## BEGIN Data supplied

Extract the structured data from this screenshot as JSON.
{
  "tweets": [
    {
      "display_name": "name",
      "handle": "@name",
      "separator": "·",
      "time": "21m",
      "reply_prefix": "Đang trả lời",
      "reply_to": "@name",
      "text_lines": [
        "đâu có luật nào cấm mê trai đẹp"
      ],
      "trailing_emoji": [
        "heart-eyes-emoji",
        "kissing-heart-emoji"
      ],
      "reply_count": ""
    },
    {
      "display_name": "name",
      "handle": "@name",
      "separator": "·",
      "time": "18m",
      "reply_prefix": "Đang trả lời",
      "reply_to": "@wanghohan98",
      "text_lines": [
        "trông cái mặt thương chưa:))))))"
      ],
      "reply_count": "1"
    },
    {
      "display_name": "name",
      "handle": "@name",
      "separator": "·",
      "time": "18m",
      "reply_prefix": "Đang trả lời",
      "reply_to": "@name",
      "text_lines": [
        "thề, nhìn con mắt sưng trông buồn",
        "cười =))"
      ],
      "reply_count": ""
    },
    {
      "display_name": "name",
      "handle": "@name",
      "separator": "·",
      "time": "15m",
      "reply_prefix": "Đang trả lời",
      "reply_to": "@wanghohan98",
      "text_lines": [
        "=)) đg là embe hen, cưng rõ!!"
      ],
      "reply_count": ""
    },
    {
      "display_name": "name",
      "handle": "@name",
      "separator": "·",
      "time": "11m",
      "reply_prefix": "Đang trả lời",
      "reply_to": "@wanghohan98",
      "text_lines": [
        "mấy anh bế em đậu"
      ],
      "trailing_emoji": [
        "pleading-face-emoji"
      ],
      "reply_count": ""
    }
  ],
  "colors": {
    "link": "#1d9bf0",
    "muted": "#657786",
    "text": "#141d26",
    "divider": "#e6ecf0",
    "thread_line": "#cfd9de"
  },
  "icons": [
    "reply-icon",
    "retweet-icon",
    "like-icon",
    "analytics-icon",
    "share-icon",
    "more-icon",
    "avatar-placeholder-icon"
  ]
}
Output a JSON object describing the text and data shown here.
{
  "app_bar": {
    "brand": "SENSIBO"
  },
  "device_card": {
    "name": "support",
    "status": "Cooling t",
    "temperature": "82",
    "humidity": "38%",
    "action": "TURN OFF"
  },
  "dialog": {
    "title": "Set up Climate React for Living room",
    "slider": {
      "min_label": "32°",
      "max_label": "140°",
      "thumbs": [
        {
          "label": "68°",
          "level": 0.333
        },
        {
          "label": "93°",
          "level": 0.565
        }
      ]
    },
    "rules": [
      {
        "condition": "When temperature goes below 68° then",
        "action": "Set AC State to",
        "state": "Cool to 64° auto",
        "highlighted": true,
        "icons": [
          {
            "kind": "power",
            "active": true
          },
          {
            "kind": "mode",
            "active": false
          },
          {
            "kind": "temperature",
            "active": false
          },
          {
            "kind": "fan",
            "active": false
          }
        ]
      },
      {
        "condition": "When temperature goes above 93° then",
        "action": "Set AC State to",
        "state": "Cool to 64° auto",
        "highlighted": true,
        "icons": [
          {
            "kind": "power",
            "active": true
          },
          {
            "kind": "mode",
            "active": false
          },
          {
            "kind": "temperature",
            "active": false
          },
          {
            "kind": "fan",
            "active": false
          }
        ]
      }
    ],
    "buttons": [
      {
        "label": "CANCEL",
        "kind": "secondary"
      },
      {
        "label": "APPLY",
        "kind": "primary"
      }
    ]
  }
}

## END Data supplied

» Goal
Repeat every entry word for word.

» Solution for this task
Extract the structured data from this screenshot as JSON.
{
  "tweets": [
    {
      "display_name": "name",
      "handle": "@name",
      "separator": "·",
      "time": "21m",
      "reply_prefix": "Đang trả lời",
      "reply_to": "@name",
      "text_lines": [
        "đâu có luật nào cấm mê trai đẹp"
      ],
      "trailing_emoji": [
        "heart-eyes-emoji",
        "kissing-heart-emoji"
      ],
      "reply_count": ""
    },
    {
      "display_name": "name",
      "handle": "@name",
      "separator": "·",
      "time": "18m",
      "reply_prefix": "Đang trả lời",
      "reply_to": "@wanghohan98",
      "text_lines": [
        "trông cái mặt thương chưa:))))))"
      ],
      "reply_count": "1"
    },
    {
      "display_name": "name",
      "handle": "@name",
      "separator": "·",
      "time": "18m",
      "reply_prefix": "Đang trả lời",
      "reply_to": "@name",
      "text_lines": [
        "thề, nhìn con mắt sưng trông buồn",
        "cười =))"
      ],
      "reply_count": ""
    },
    {
      "display_name": "name",
      "handle": "@name",
      "separator": "·",
      "time": "15m",
      "reply_prefix": "Đang trả lời",
      "reply_to": "@wanghohan98",
      "text_lines": [
        "=)) đg là embe hen, cưng rõ!!"
      ],
      "reply_count": ""
    },
    {
      "display_name": "name",
      "handle": "@name",
      "separator": "·",
      "time": "11m",
      "reply_prefix": "Đang trả lời",
      "reply_to": "@wanghohan98",
      "text_lines": [
        "mấy anh bế em đậu"
      ],
      "trailing_emoji": [
        "pleading-face-emoji"
      ],
      "reply_count": ""
    }
  ],
  "colors": {
    "link": "#1d9bf0",
    "muted": "#657786",
    "text": "#141d26",
    "divider": "#e6ecf0",
    "thread_line": "#cfd9de"
  },
  "icons": [
    "reply-icon",
    "retweet-icon",
    "like-icon",
    "analytics-icon",
    "share-icon",
    "more-icon",
    "avatar-placeholder-icon"
  ]
}
Output a JSON object describing the text and data shown here.
{
  "app_bar": {
    "brand": "SENSIBO"
  },
  "device_card": {
    "name": "support",
    "status": "Cooling t",
    "temperature": "82",
    "humidity": "38%",
    "action": "TURN OFF"
  },
  "dialog": {
    "title": "Set up Climate React for Living room",
    "slider": {
      "min_label": "32°",
      "max_label": "140°",
      "thumbs": [
        {
          "label": "68°",
          "level": 0.333
        },
        {
          "label": "93°",
          "level": 0.565
        }
      ]
    },
    "rules": [
      {
        "condition": "When temperature goes below 68° then",
        "action": "Set AC State to",
        "state": "Cool to 64° auto",
        "highlighted": true,
        "icons": [
          {
            "kind": "power",
            "active": true
          },
          {
            "kind": "mode",
            "active": false
          },
          {
            "kind": "temperature",
            "active": false
          },
          {
            "kind": "fan",
            "active": false
          }
        ]
      },
      {
        "condition": "When temperature goes above 93° then",
        "action": "Set AC State to",
        "state": "Cool to 64° auto",
        "highlighted": true,
        "icons": [
          {
            "kind": "power",
            "active": true
          },
          {
            "kind": "mode",
            "active": false
          },
          {
            "kind": "temperature",
            "active": false
          },
          {
            "kind": "fan",
            "active": false
          }
        ]
      }
    ],
    "buttons": [
      {
        "label": "CANCEL",
        "kind": "secondary"
      },
      {
        "label": "APPLY",
        "kind": "primary"
      }
    ]
  }
}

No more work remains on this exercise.